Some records
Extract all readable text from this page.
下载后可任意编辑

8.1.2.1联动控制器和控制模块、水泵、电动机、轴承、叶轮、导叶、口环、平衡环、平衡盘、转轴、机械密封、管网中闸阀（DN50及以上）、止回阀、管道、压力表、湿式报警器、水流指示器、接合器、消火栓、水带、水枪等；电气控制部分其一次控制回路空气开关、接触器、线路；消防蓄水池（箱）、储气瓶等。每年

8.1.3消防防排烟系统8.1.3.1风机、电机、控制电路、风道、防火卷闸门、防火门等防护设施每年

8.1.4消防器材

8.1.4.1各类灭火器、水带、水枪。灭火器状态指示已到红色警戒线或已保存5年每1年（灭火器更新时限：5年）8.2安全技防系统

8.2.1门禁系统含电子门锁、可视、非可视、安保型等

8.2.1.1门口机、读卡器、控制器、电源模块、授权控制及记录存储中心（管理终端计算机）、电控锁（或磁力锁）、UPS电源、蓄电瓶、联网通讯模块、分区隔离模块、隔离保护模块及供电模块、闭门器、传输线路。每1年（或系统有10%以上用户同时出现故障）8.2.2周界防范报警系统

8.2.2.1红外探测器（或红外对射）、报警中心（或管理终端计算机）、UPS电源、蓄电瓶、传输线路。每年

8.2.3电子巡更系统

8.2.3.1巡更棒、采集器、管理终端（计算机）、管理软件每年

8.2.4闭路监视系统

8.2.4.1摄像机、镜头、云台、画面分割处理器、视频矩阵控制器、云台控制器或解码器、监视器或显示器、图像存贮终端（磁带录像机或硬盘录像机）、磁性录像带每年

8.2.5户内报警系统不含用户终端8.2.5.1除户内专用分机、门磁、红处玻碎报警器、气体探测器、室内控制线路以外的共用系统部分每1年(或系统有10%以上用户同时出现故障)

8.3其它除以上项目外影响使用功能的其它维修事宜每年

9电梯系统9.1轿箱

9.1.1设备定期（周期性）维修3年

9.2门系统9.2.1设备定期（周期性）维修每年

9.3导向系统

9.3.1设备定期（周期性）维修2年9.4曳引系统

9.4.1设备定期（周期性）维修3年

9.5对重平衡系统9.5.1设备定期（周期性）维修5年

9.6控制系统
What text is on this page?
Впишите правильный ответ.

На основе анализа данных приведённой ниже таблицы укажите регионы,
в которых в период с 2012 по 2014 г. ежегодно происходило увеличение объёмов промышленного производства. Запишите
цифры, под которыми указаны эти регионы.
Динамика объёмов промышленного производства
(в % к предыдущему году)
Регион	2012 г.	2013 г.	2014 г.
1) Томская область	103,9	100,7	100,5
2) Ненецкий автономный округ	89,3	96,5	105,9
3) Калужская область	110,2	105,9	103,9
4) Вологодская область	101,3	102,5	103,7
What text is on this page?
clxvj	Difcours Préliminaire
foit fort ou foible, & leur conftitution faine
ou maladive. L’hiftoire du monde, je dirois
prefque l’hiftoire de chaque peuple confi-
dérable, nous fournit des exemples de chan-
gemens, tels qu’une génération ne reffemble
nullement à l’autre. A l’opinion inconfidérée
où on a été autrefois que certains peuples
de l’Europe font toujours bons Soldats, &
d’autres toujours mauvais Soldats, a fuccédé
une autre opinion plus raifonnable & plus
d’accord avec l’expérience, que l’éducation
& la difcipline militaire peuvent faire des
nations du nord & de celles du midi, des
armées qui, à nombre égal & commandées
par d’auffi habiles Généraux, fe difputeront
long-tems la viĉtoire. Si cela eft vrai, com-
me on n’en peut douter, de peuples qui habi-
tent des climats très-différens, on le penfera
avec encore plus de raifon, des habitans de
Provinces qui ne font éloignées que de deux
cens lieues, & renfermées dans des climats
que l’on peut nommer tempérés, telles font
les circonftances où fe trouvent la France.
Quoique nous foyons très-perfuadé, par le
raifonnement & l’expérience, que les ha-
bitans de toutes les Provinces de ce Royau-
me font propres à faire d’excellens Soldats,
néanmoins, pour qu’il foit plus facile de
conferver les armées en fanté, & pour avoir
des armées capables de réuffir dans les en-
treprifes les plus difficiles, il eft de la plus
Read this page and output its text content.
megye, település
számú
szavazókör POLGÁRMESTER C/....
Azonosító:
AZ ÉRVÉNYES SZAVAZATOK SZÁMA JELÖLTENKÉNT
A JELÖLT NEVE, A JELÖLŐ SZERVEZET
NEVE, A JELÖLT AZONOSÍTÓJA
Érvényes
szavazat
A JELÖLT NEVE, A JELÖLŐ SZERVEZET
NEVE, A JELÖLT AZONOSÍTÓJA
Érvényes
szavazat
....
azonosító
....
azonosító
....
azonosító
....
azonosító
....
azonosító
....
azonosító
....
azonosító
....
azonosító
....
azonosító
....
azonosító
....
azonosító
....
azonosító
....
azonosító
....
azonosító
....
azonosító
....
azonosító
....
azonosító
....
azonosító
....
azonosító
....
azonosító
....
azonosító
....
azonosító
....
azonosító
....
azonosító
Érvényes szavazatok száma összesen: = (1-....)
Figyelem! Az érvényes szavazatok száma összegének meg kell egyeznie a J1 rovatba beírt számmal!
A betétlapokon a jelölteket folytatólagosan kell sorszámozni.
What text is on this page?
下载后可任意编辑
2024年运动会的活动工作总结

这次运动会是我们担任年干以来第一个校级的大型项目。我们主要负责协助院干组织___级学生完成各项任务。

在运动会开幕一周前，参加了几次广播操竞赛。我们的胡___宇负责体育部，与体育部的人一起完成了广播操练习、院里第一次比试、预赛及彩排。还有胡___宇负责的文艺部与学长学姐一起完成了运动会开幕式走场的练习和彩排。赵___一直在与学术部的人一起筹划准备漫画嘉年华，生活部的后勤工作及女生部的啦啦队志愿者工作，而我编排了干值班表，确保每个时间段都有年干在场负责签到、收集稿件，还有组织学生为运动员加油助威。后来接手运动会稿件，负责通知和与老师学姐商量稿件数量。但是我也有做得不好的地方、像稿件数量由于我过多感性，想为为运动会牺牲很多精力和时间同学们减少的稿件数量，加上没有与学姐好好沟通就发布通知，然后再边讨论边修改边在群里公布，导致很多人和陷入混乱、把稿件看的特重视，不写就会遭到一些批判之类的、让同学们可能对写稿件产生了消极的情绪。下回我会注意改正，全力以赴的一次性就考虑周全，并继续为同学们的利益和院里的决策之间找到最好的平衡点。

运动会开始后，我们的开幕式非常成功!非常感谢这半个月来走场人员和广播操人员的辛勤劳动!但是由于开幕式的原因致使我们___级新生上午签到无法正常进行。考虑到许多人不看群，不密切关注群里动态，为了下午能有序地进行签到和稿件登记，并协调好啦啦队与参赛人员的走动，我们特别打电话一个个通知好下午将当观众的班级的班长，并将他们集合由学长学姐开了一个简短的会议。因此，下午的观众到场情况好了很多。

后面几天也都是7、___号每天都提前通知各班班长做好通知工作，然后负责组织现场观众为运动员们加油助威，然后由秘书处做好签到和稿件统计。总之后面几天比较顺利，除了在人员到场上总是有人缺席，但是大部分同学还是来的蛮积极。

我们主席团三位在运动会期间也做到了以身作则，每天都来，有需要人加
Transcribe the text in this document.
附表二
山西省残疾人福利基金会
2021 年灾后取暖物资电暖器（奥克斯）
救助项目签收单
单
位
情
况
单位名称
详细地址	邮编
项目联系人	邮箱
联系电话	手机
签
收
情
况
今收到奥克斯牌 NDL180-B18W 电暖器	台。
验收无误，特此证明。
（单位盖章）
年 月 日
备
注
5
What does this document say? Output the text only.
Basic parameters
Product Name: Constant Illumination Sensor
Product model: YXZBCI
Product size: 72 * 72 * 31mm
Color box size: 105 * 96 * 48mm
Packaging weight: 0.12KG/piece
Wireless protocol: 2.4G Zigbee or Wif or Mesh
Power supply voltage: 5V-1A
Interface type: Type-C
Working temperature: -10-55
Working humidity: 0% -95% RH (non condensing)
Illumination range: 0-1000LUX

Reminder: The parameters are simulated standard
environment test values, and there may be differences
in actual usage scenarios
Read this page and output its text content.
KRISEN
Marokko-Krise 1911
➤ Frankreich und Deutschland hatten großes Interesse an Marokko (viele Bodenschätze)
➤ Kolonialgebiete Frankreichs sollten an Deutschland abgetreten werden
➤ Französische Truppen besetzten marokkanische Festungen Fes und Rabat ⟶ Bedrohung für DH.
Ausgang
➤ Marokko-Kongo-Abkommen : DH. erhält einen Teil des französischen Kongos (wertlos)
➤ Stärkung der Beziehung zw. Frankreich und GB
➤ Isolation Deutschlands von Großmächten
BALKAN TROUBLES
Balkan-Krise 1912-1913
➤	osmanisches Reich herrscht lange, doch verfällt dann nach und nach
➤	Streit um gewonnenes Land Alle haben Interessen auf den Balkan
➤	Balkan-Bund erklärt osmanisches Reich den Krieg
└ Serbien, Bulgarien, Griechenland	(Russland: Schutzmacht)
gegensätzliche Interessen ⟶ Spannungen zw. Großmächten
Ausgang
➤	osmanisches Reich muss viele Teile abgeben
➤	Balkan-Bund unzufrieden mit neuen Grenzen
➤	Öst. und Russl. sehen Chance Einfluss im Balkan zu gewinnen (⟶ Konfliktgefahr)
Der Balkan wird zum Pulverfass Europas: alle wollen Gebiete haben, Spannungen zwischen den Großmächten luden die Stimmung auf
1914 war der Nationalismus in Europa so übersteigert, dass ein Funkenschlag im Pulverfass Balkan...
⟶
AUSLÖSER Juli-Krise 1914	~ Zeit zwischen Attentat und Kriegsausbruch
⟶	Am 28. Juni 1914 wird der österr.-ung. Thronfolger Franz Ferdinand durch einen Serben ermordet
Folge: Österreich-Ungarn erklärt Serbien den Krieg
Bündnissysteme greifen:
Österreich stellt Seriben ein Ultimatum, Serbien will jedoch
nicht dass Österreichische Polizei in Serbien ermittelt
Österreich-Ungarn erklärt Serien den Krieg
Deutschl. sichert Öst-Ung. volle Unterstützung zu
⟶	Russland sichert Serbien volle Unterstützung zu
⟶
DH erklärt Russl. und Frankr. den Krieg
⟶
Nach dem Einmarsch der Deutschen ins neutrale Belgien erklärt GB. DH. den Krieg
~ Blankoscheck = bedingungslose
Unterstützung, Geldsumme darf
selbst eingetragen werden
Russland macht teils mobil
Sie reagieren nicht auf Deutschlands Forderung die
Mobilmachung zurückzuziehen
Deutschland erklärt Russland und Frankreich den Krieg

- [What the task asks] Of the lines above, how many contain the string "peut"? Only the number is required.

- [Exercise response] 2